▶ [WHAT IS BEING ASKED]:
Please work out how many lines in the material contain "screenshot" and give only that figure.
******************************
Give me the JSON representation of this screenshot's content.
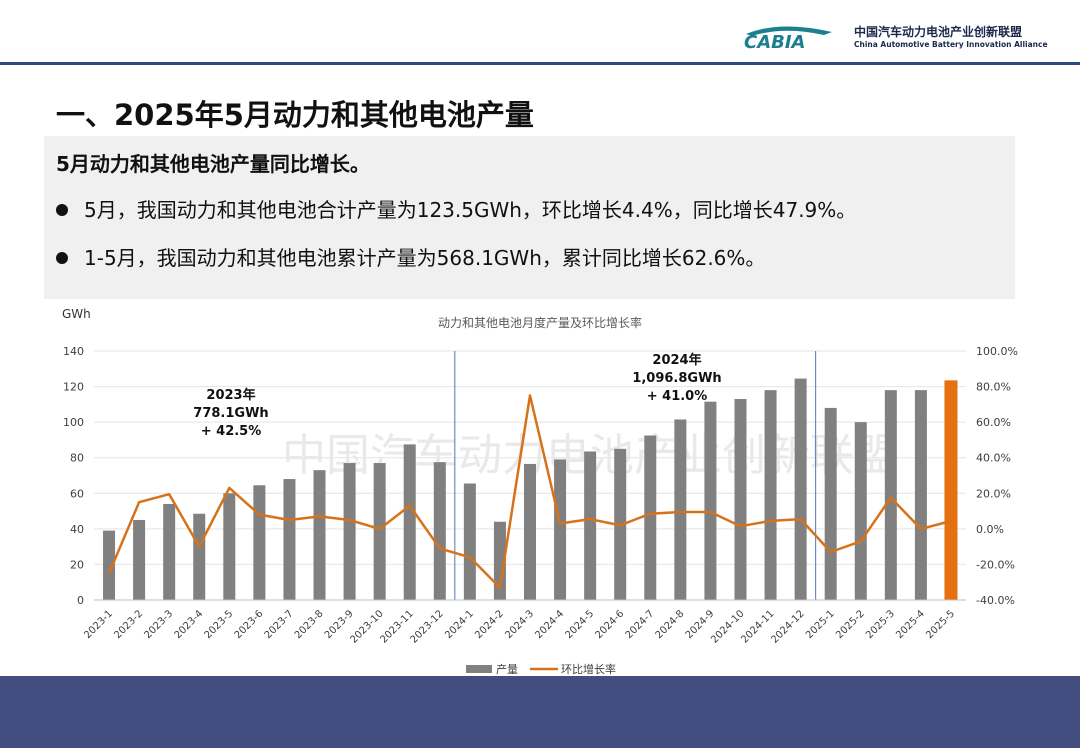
{
  "header": {
    "logo_text": "CABIA",
    "org_name_cn": "中国汽车动力电池产业创新联盟",
    "org_name_en": "China Automotive Battery Innovation Alliance"
  },
  "page_title": "一、2025年5月动力和其他电池产量",
  "summary": {
    "heading": "5月动力和其他电池产量同比增长。",
    "bullets": [
      "5月，我国动力和其他电池合计产量为123.5GWh，环比增长4.4%，同比增长47.9%。",
      "1-5月，我国动力和其他电池累计产量为568.1GWh，累计同比增长62.6%。"
    ]
  },
  "watermark": "中国汽车动力电池产业创新联盟",
  "chart_data": {
    "type": "bar",
    "title": "动力和其他电池月度产量及环比增长率",
    "ylabel": "GWh",
    "ylim": [
      0,
      140
    ],
    "yticks": [
      "0",
      "20",
      "40",
      "60",
      "80",
      "100",
      "120",
      "140"
    ],
    "y2lim": [
      -40,
      100
    ],
    "y2ticks": [
      "-40.0%",
      "-20.0%",
      "0.0%",
      "20.0%",
      "40.0%",
      "60.0%",
      "80.0%",
      "100.0%"
    ],
    "categories": [
      "2023-1",
      "2023-2",
      "2023-3",
      "2023-4",
      "2023-5",
      "2023-6",
      "2023-7",
      "2023-8",
      "2023-9",
      "2023-10",
      "2023-11",
      "2023-12",
      "2024-1",
      "2024-2",
      "2024-3",
      "2024-4",
      "2024-5",
      "2024-6",
      "2024-7",
      "2024-8",
      "2024-9",
      "2024-10",
      "2024-11",
      "2024-12",
      "2025-1",
      "2025-2",
      "2025-3",
      "2025-4",
      "2025-5"
    ],
    "series": [
      {
        "name": "产量",
        "axis": "left",
        "kind": "bar",
        "color": "#808080",
        "highlight_color": "#e6700f",
        "values": [
          39,
          45,
          54,
          48.5,
          60,
          64.5,
          68,
          73,
          77,
          77,
          87.5,
          77.5,
          65.5,
          44,
          76.5,
          79,
          83.5,
          85,
          92.5,
          101.5,
          111.5,
          113,
          118,
          124.5,
          108,
          100,
          118,
          118,
          123.5
        ]
      },
      {
        "name": "环比增长率",
        "axis": "right",
        "kind": "line",
        "color": "#d6731a",
        "values": [
          -25,
          15,
          19.5,
          -10,
          23,
          8,
          5,
          7,
          5,
          0,
          13,
          -11,
          -16,
          -33,
          75,
          3,
          5.5,
          2,
          8.5,
          9.5,
          9.5,
          1.5,
          4.5,
          5.5,
          -13,
          -7,
          17.5,
          0,
          4.4
        ]
      }
    ],
    "annotations": [
      {
        "lines": [
          "2023年",
          "778.1GWh",
          "+ 42.5%"
        ]
      },
      {
        "lines": [
          "2024年",
          "1,096.8GWh",
          "+ 41.0%"
        ]
      }
    ],
    "legend": "bottom",
    "grid": true
  },
  "colors": {
    "header_rule": "#2e4a86",
    "footer_band": "#434d7f",
    "summary_bg": "#f0f0f0",
    "bar": "#808080",
    "bar_highlight": "#e6700f",
    "line": "#d6731a"
  }
}
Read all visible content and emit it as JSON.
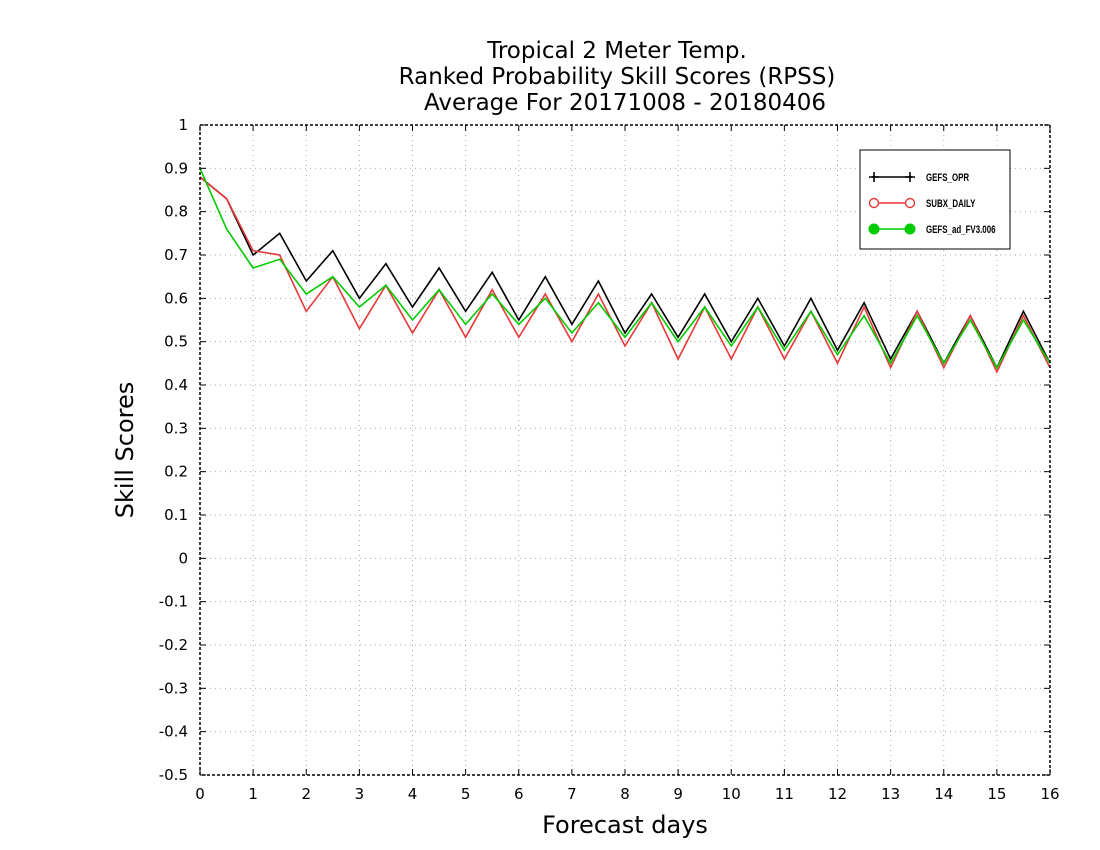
{
  "chart_data": {
    "type": "line",
    "title": [
      "Tropical 2 Meter Temp.",
      "Ranked Probability Skill Scores (RPSS)",
      "Average For 20171008 - 20180406"
    ],
    "xlabel": "Forecast days",
    "ylabel": "Skill Scores",
    "xlim": [
      0,
      16
    ],
    "ylim": [
      -0.5,
      1
    ],
    "xticks": [
      "0",
      "1",
      "2",
      "3",
      "4",
      "5",
      "6",
      "7",
      "8",
      "9",
      "10",
      "11",
      "12",
      "13",
      "14",
      "15",
      "16"
    ],
    "yticks": [
      "1",
      "0.9",
      "0.8",
      "0.7",
      "0.6",
      "0.5",
      "0.4",
      "0.3",
      "0.2",
      "0.1",
      "0",
      "-0.1",
      "-0.2",
      "-0.3",
      "-0.4",
      "-0.5"
    ],
    "grid": true,
    "legend_position": "top-right",
    "x": [
      0,
      0.5,
      1,
      1.5,
      2,
      2.5,
      3,
      3.5,
      4,
      4.5,
      5,
      5.5,
      6,
      6.5,
      7,
      7.5,
      8,
      8.5,
      9,
      9.5,
      10,
      10.5,
      11,
      11.5,
      12,
      12.5,
      13,
      13.5,
      14,
      14.5,
      15,
      15.5,
      16
    ],
    "series": [
      {
        "name": "GEFS_OPR",
        "color": "#000000",
        "marker": "plus",
        "values": [
          0.88,
          0.83,
          0.7,
          0.75,
          0.64,
          0.71,
          0.6,
          0.68,
          0.58,
          0.67,
          0.57,
          0.66,
          0.55,
          0.65,
          0.54,
          0.64,
          0.52,
          0.61,
          0.51,
          0.61,
          0.5,
          0.6,
          0.49,
          0.6,
          0.48,
          0.59,
          0.46,
          0.57,
          0.45,
          0.56,
          0.44,
          0.57,
          0.45
        ]
      },
      {
        "name": "SUBX_DAILY",
        "color": "#e83a3a",
        "marker": "open-circle",
        "values": [
          0.88,
          0.83,
          0.71,
          0.7,
          0.57,
          0.65,
          0.53,
          0.63,
          0.52,
          0.62,
          0.51,
          0.62,
          0.51,
          0.61,
          0.5,
          0.61,
          0.49,
          0.59,
          0.46,
          0.58,
          0.46,
          0.58,
          0.46,
          0.57,
          0.45,
          0.58,
          0.44,
          0.57,
          0.44,
          0.56,
          0.43,
          0.56,
          0.44
        ]
      },
      {
        "name": "GEFS_ad_FV3.006",
        "color": "#00cc00",
        "marker": "filled-circle",
        "values": [
          0.9,
          0.76,
          0.67,
          0.69,
          0.61,
          0.65,
          0.58,
          0.63,
          0.55,
          0.62,
          0.54,
          0.61,
          0.54,
          0.6,
          0.52,
          0.59,
          0.51,
          0.59,
          0.5,
          0.58,
          0.49,
          0.58,
          0.48,
          0.57,
          0.47,
          0.56,
          0.45,
          0.56,
          0.45,
          0.55,
          0.44,
          0.55,
          0.45
        ]
      }
    ]
  }
}
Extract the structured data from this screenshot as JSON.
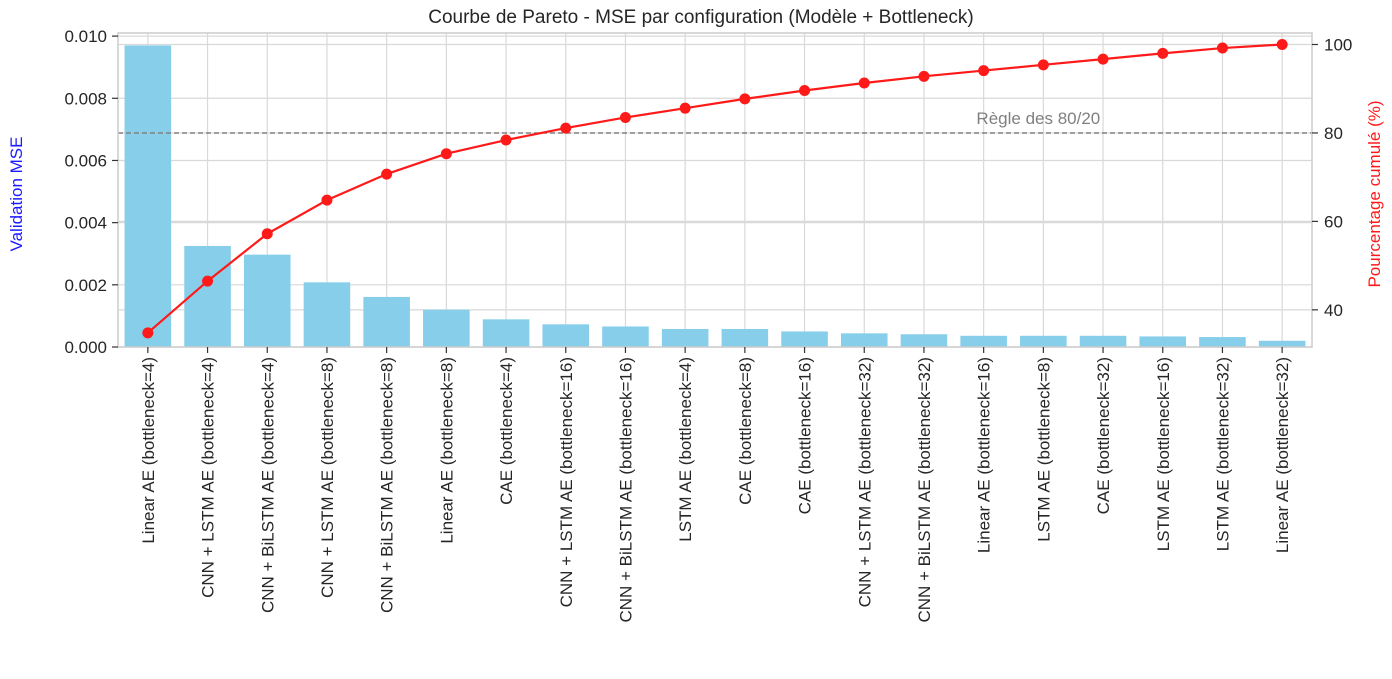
{
  "chart_data": {
    "type": "bar",
    "title": "Courbe de Pareto - MSE par configuration (Modèle + Bottleneck)",
    "ylabel": "Validation MSE",
    "y2label": "Pourcentage cumulé (%)",
    "ylim": [
      0,
      0.0101
    ],
    "y2lim": [
      31.6,
      102.6
    ],
    "yticks": [
      "0.000",
      "0.002",
      "0.004",
      "0.006",
      "0.008",
      "0.010"
    ],
    "y2ticks": [
      "40",
      "60",
      "80",
      "100"
    ],
    "grid": true,
    "categories": [
      "Linear AE (bottleneck=4)",
      "CNN + LSTM AE (bottleneck=4)",
      "CNN + BiLSTM AE (bottleneck=4)",
      "CNN + LSTM AE (bottleneck=8)",
      "CNN + BiLSTM AE (bottleneck=8)",
      "Linear AE (bottleneck=8)",
      "CAE (bottleneck=4)",
      "CNN + LSTM AE (bottleneck=16)",
      "CNN + BiLSTM AE (bottleneck=16)",
      "LSTM AE (bottleneck=4)",
      "CAE (bottleneck=8)",
      "CAE (bottleneck=16)",
      "CNN + LSTM AE (bottleneck=32)",
      "CNN + BiLSTM AE (bottleneck=32)",
      "Linear AE (bottleneck=16)",
      "LSTM AE (bottleneck=8)",
      "CAE (bottleneck=32)",
      "LSTM AE (bottleneck=16)",
      "LSTM AE (bottleneck=32)",
      "Linear AE (bottleneck=32)"
    ],
    "series": [
      {
        "type": "bar",
        "axis": "left",
        "color": "#87ceeb",
        "values": [
          0.0097,
          0.00325,
          0.00297,
          0.00208,
          0.00161,
          0.0012,
          0.00089,
          0.00073,
          0.00066,
          0.00058,
          0.00058,
          0.0005,
          0.00044,
          0.00041,
          0.00036,
          0.00036,
          0.00036,
          0.00034,
          0.00032,
          0.0002
        ]
      },
      {
        "type": "line",
        "axis": "right",
        "color": "#ff1a1a",
        "values": [
          34.8,
          46.5,
          57.2,
          64.8,
          70.7,
          75.3,
          78.4,
          81.1,
          83.5,
          85.6,
          87.7,
          89.6,
          91.3,
          92.8,
          94.1,
          95.4,
          96.7,
          98.0,
          99.2,
          100.0
        ]
      }
    ],
    "reference_line": {
      "value": 80,
      "axis": "right",
      "label": "Règle des 80/20",
      "color": "#808080"
    }
  }
}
******************************
▶ [WRITTEN SOLUTION]:
2